### Written task
In the entries below, substitute "trash-icon" for every occurrence of "delete-icon" and reproduce the lines with no other changes. Omit the pictures from your answer.

### Source material

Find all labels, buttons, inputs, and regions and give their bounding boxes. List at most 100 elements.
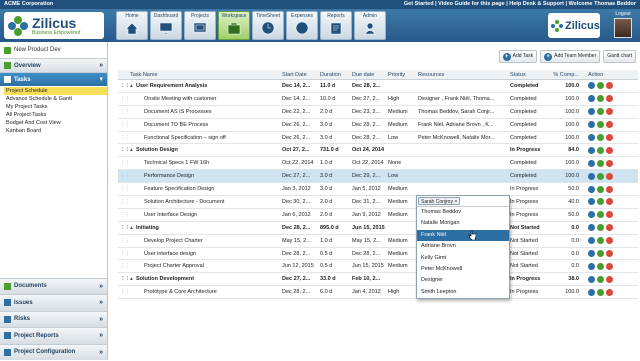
percent-complete-cell[interactable]: 0.0 — [546, 248, 582, 260]
percent-complete-cell[interactable]: 0.0 — [546, 260, 582, 272]
delete-icon[interactable] — [606, 289, 613, 296]
start-date-cell[interactable]: Dec 26, 2... — [280, 119, 318, 131]
sidebar-section-issues[interactable]: Issues» — [0, 294, 107, 311]
percent-complete-cell[interactable]: 50.0 — [546, 209, 582, 221]
edit-icon[interactable] — [597, 289, 604, 296]
priority-cell[interactable]: Medium — [386, 248, 416, 260]
duration-cell[interactable]: 6.0 d — [318, 286, 350, 298]
delete-icon[interactable] — [606, 198, 613, 205]
duration-cell[interactable]: 2.0 d — [318, 209, 350, 221]
delete-icon[interactable] — [606, 134, 613, 141]
delete-icon[interactable] — [606, 250, 613, 257]
add-subtask-icon[interactable] — [588, 276, 595, 283]
percent-complete-cell[interactable]: 0.0 — [546, 235, 582, 247]
drag-handle-icon[interactable]: ⋮⋮ — [118, 209, 128, 221]
delete-icon[interactable] — [606, 95, 613, 102]
status-cell[interactable]: Not Started — [508, 248, 546, 260]
priority-cell[interactable]: Low — [386, 170, 416, 182]
delete-icon[interactable] — [606, 211, 613, 218]
resource-option[interactable]: Smith Leepton — [417, 287, 509, 298]
task-name-cell[interactable]: Feature Specification Design — [128, 183, 280, 195]
sidebar-task-link[interactable]: Advance Schedule & Gantt — [4, 95, 107, 103]
task-name-cell[interactable]: Solution Architecture - Document — [128, 196, 280, 208]
add-subtask-icon[interactable] — [588, 186, 595, 193]
nav-dashboard[interactable]: Dashboard — [150, 11, 182, 40]
add-subtask-icon[interactable] — [588, 250, 595, 257]
drag-handle-icon[interactable]: ⋮⋮ — [118, 196, 128, 208]
percent-complete-cell[interactable]: 100.0 — [546, 80, 582, 92]
column-header[interactable]: Duration — [318, 70, 350, 79]
due-date-cell[interactable]: Dec 28, 2... — [350, 119, 386, 131]
sidebar-section-tasks[interactable]: Tasks▾ — [0, 72, 107, 86]
task-name-cell[interactable]: Document AS IS Processes — [128, 106, 280, 118]
duration-cell[interactable]: 10.0 d — [318, 93, 350, 105]
start-date-cell[interactable]: May 15, 2... — [280, 235, 318, 247]
percent-complete-cell[interactable]: 100.0 — [546, 106, 582, 118]
table-row[interactable]: ⋮⋮Technical Specs 1 FW 16hOct 22, 20141.… — [118, 157, 638, 170]
table-row[interactable]: ⋮⋮Onsite Meeting with customerDec 14, 2.… — [118, 93, 638, 106]
percent-complete-cell[interactable]: 100.0 — [546, 132, 582, 144]
resources-cell[interactable]: Thomas Beddov, Sarah Conjr... — [416, 106, 508, 118]
start-date-cell[interactable]: Dec 14, 2... — [280, 80, 318, 92]
logout-button[interactable]: Logout — [610, 11, 636, 41]
add-subtask-icon[interactable] — [588, 82, 595, 89]
add-subtask-icon[interactable] — [588, 263, 595, 270]
status-cell[interactable]: In Progress — [508, 209, 546, 221]
percent-complete-cell[interactable]: 50.0 — [546, 183, 582, 195]
status-cell[interactable]: Not Started — [508, 260, 546, 272]
percent-complete-cell[interactable]: 38.0 — [546, 273, 582, 285]
status-cell[interactable]: Completed — [508, 170, 546, 182]
table-row[interactable]: ⋮⋮Develop Project CharterMay 15, 2...1.0… — [118, 235, 638, 248]
add-subtask-icon[interactable] — [588, 237, 595, 244]
duration-cell[interactable]: 0.5 d — [318, 260, 350, 272]
table-row[interactable]: ⋮⋮Prototype & Core ArchitectureDec 28, 2… — [118, 286, 638, 299]
edit-icon[interactable] — [597, 250, 604, 257]
due-date-cell[interactable]: Jan 5, 2012 — [350, 183, 386, 195]
status-cell[interactable]: In Progress — [508, 286, 546, 298]
start-date-cell[interactable]: Dec 28, 2... — [280, 286, 318, 298]
status-cell[interactable]: In Progress — [508, 144, 546, 156]
nav-home[interactable]: Home — [116, 11, 148, 40]
duration-cell[interactable]: 3.0 d — [318, 183, 350, 195]
sidebar-task-link[interactable]: Project Schedule — [4, 87, 107, 95]
status-cell[interactable]: Not Started — [508, 235, 546, 247]
priority-cell[interactable]: Medium — [386, 106, 416, 118]
add-subtask-icon[interactable] — [588, 211, 595, 218]
resources-cell[interactable]: Peter McKnowell, Natalie Mor... — [416, 132, 508, 144]
percent-complete-cell[interactable]: 100.0 — [546, 119, 582, 131]
status-cell[interactable]: Completed — [508, 106, 546, 118]
nav-projects[interactable]: Projects — [184, 11, 216, 40]
task-name-cell[interactable]: Document TO BE Process — [128, 119, 280, 131]
column-header[interactable]: Due date — [350, 70, 386, 79]
edit-icon[interactable] — [597, 186, 604, 193]
summary-row[interactable]: ⋮⋮▴InitiatingDec 28, 2...895.0 dJun 15, … — [118, 222, 638, 235]
task-name-cell[interactable]: User Interface Design — [128, 209, 280, 221]
edit-icon[interactable] — [597, 173, 604, 180]
add-subtask-icon[interactable] — [588, 289, 595, 296]
drag-handle-icon[interactable]: ⋮⋮ — [118, 235, 128, 247]
edit-icon[interactable] — [597, 95, 604, 102]
task-name-cell[interactable]: Functional Specification – sign off — [128, 132, 280, 144]
sidebar-section-project-configuration[interactable]: Project Configuration» — [0, 344, 107, 361]
task-name-cell[interactable]: ▴Initiating — [128, 222, 280, 234]
column-header[interactable]: Status — [508, 70, 546, 79]
priority-cell[interactable]: Medium — [386, 235, 416, 247]
drag-handle-icon[interactable]: ⋮⋮ — [118, 157, 128, 169]
column-header[interactable]: Resources — [416, 70, 508, 79]
edit-icon[interactable] — [597, 121, 604, 128]
add-subtask-icon[interactable] — [588, 224, 595, 231]
status-cell[interactable]: Completed — [508, 93, 546, 105]
status-cell[interactable]: Completed — [508, 119, 546, 131]
duration-cell[interactable]: 2.0 d — [318, 196, 350, 208]
edit-icon[interactable] — [597, 82, 604, 89]
start-date-cell[interactable]: Dec 27, 2... — [280, 170, 318, 182]
drag-handle-icon[interactable]: ⋮⋮ — [118, 222, 128, 234]
start-date-cell[interactable]: Jan 3, 2012 — [280, 183, 318, 195]
percent-complete-cell[interactable]: 100.0 — [546, 93, 582, 105]
sidebar-task-link[interactable]: Kanban Board — [4, 127, 107, 135]
edit-icon[interactable] — [597, 108, 604, 115]
nav-workspace[interactable]: Workspace — [218, 11, 250, 40]
resources-cell[interactable]: Designer , Frank Niël, Thoma... — [416, 93, 508, 105]
status-cell[interactable]: In Progress — [508, 273, 546, 285]
due-date-cell[interactable]: Oct 24, 2014 — [350, 144, 386, 156]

### Solution for this exercise
Find all labels, buttons, inputs, and regions and give their bounding boxes. List at most 100 elements.
percent-complete-cell[interactable]: 0.0 — [546, 248, 582, 260]
percent-complete-cell[interactable]: 0.0 — [546, 260, 582, 272]
trash-icon[interactable] — [606, 289, 613, 296]
start-date-cell[interactable]: Dec 26, 2... — [280, 119, 318, 131]
sidebar-section-issues[interactable]: Issues» — [0, 294, 107, 311]
percent-complete-cell[interactable]: 50.0 — [546, 209, 582, 221]
edit-icon[interactable] — [597, 289, 604, 296]
priority-cell[interactable]: Medium — [386, 248, 416, 260]
duration-cell[interactable]: 6.0 d — [318, 286, 350, 298]
trash-icon[interactable] — [606, 198, 613, 205]
duration-cell[interactable]: 2.0 d — [318, 209, 350, 221]
trash-icon[interactable] — [606, 134, 613, 141]
trash-icon[interactable] — [606, 250, 613, 257]
add-subtask-icon[interactable] — [588, 276, 595, 283]
percent-complete-cell[interactable]: 0.0 — [546, 235, 582, 247]
drag-handle-icon[interactable]: ⋮⋮ — [118, 209, 128, 221]
trash-icon[interactable] — [606, 95, 613, 102]
status-cell[interactable]: Not Started — [508, 248, 546, 260]
priority-cell[interactable]: Low — [386, 170, 416, 182]
trash-icon[interactable] — [606, 211, 613, 218]
resource-option[interactable]: Smith Leepton — [417, 287, 509, 298]
task-name-cell[interactable]: Feature Specification Design — [128, 183, 280, 195]
sidebar-task-link[interactable]: Advance Schedule & Gantt — [4, 95, 107, 103]
task-name-cell[interactable]: Solution Architecture - Document — [128, 196, 280, 208]
add-subtask-icon[interactable] — [588, 186, 595, 193]
nav-dashboard[interactable]: Dashboard — [150, 11, 182, 40]
add-subtask-icon[interactable] — [588, 250, 595, 257]
drag-handle-icon[interactable]: ⋮⋮ — [118, 196, 128, 208]
percent-complete-cell[interactable]: 100.0 — [546, 80, 582, 92]
column-header[interactable]: Duration — [318, 70, 350, 79]
due-date-cell[interactable]: Dec 28, 2... — [350, 119, 386, 131]
sidebar-section-tasks[interactable]: Tasks▾ — [0, 72, 107, 86]
task-name-cell[interactable]: Document AS IS Processes — [128, 106, 280, 118]
duration-cell[interactable]: 10.0 d — [318, 93, 350, 105]
start-date-cell[interactable]: May 15, 2... — [280, 235, 318, 247]
percent-complete-cell[interactable]: 100.0 — [546, 106, 582, 118]
table-row[interactable]: ⋮⋮Technical Specs 1 FW 16hOct 22, 20141.… — [118, 157, 638, 170]
table-row[interactable]: ⋮⋮Onsite Meeting with customerDec 14, 2.… — [118, 93, 638, 106]
percent-complete-cell[interactable]: 100.0 — [546, 132, 582, 144]
resources-cell[interactable]: Thomas Beddov, Sarah Conjr... — [416, 106, 508, 118]
start-date-cell[interactable]: Dec 14, 2... — [280, 80, 318, 92]
logout-button[interactable]: Logout — [610, 11, 636, 41]
add-subtask-icon[interactable] — [588, 82, 595, 89]
add-subtask-icon[interactable] — [588, 263, 595, 270]
status-cell[interactable]: In Progress — [508, 209, 546, 221]
percent-complete-cell[interactable]: 50.0 — [546, 183, 582, 195]
status-cell[interactable]: Not Started — [508, 260, 546, 272]
percent-complete-cell[interactable]: 38.0 — [546, 273, 582, 285]
status-cell[interactable]: Completed — [508, 170, 546, 182]
table-row[interactable]: ⋮⋮Develop Project CharterMay 15, 2...1.0… — [118, 235, 638, 248]
add-subtask-icon[interactable] — [588, 237, 595, 244]
duration-cell[interactable]: 0.5 d — [318, 260, 350, 272]
table-row[interactable]: ⋮⋮Prototype & Core ArchitectureDec 28, 2… — [118, 286, 638, 299]
edit-icon[interactable] — [597, 250, 604, 257]
due-date-cell[interactable]: Jan 5, 2012 — [350, 183, 386, 195]
status-cell[interactable]: In Progress — [508, 286, 546, 298]
start-date-cell[interactable]: Dec 28, 2... — [280, 286, 318, 298]
status-cell[interactable]: In Progress — [508, 144, 546, 156]
nav-home[interactable]: Home — [116, 11, 148, 40]
duration-cell[interactable]: 3.0 d — [318, 183, 350, 195]
sidebar-task-link[interactable]: Project Schedule — [4, 87, 107, 95]
status-cell[interactable]: Not Started — [508, 235, 546, 247]
priority-cell[interactable]: Medium — [386, 106, 416, 118]
add-subtask-icon[interactable] — [588, 211, 595, 218]
resources-cell[interactable]: Peter McKnowell, Natalie Mor... — [416, 132, 508, 144]
percent-complete-cell[interactable]: 100.0 — [546, 119, 582, 131]
status-cell[interactable]: Completed — [508, 106, 546, 118]
nav-projects[interactable]: Projects — [184, 11, 216, 40]
task-name-cell[interactable]: Document TO BE Process — [128, 119, 280, 131]
column-header[interactable]: Due date — [350, 70, 386, 79]
edit-icon[interactable] — [597, 186, 604, 193]
summary-row[interactable]: ⋮⋮▴InitiatingDec 28, 2...895.0 dJun 15, … — [118, 222, 638, 235]
task-name-cell[interactable]: User Interface Design — [128, 209, 280, 221]
edit-icon[interactable] — [597, 173, 604, 180]
add-subtask-icon[interactable] — [588, 289, 595, 296]
drag-handle-icon[interactable]: ⋮⋮ — [118, 235, 128, 247]
edit-icon[interactable] — [597, 95, 604, 102]
task-name-cell[interactable]: Functional Specification – sign off — [128, 132, 280, 144]
sidebar-section-project-configuration[interactable]: Project Configuration» — [0, 344, 107, 361]
task-name-cell[interactable]: ▴Initiating — [128, 222, 280, 234]
column-header[interactable]: Status — [508, 70, 546, 79]
priority-cell[interactable]: Medium — [386, 235, 416, 247]
drag-handle-icon[interactable]: ⋮⋮ — [118, 157, 128, 169]
column-header[interactable]: Resources — [416, 70, 508, 79]
edit-icon[interactable] — [597, 121, 604, 128]
add-subtask-icon[interactable] — [588, 224, 595, 231]
status-cell[interactable]: Completed — [508, 93, 546, 105]
status-cell[interactable]: Completed — [508, 119, 546, 131]
duration-cell[interactable]: 2.0 d — [318, 196, 350, 208]
edit-icon[interactable] — [597, 82, 604, 89]
start-date-cell[interactable]: Dec 27, 2... — [280, 170, 318, 182]
drag-handle-icon[interactable]: ⋮⋮ — [118, 222, 128, 234]
start-date-cell[interactable]: Jan 3, 2012 — [280, 183, 318, 195]
percent-complete-cell[interactable]: 100.0 — [546, 93, 582, 105]
sidebar-task-link[interactable]: Kanban Board — [4, 127, 107, 135]
edit-icon[interactable] — [597, 108, 604, 115]
nav-workspace[interactable]: Workspace — [218, 11, 250, 40]
resources-cell[interactable]: Designer , Frank Niël, Thoma... — [416, 93, 508, 105]
status-cell[interactable]: In Progress — [508, 273, 546, 285]
due-date-cell[interactable]: Oct 24, 2014 — [350, 144, 386, 156]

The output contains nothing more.